**Фрагмент документа**
────

# Задание
Разобраться с моделькой перевода как она устроена (без механизма внимания), запустить для перевода с русского на английский

-------------------------

In [1]:
import numpy as np
import unicodedata
import re
import os
from pathlib import Path
import io
import time
import warnings
warnings.filterwarnings('ignore')

In [2]:
import matplotlib.pyplot as plt
import matplotlib.ticker as ticker
%matplotlib inline
%config InlineBackend.figure_format = 'svg'
plt.style.use('ggplot')
plt.rcParams['font.family'] = 'Times New Roman'

In [3]:
import tensorflow as tf
from sklearn.model_selection import train_test_split

*****************************************

# LOAD Data. Preprocessing

In [4]:
# !wget http://www.manythings.org/anki/rus-eng.zip # http://www.manythings.org/anki/ - other languages
# !mkdir rus-eng
# !unzip rus-eng.zip -d rus-eng/

In [5]:
path_to_file = os.path.join(Path(os.getcwd()), "rus-eng", "rus.txt")

────

**Выдержка из данных**

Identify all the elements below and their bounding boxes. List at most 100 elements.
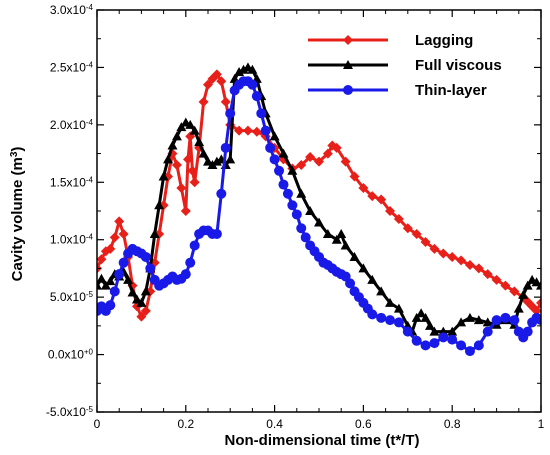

────

**Что нужно сделать**
Переведите на английский язык предложение из фрагмента документа: «Разобраться с моделькой перевода как она устроена (без механизма внимания), запустить для перевода с русского на английский».

**Ответ на задание**
Figure out how the translation model is built (without an attention mechanism) and run it to translate from Russian into English.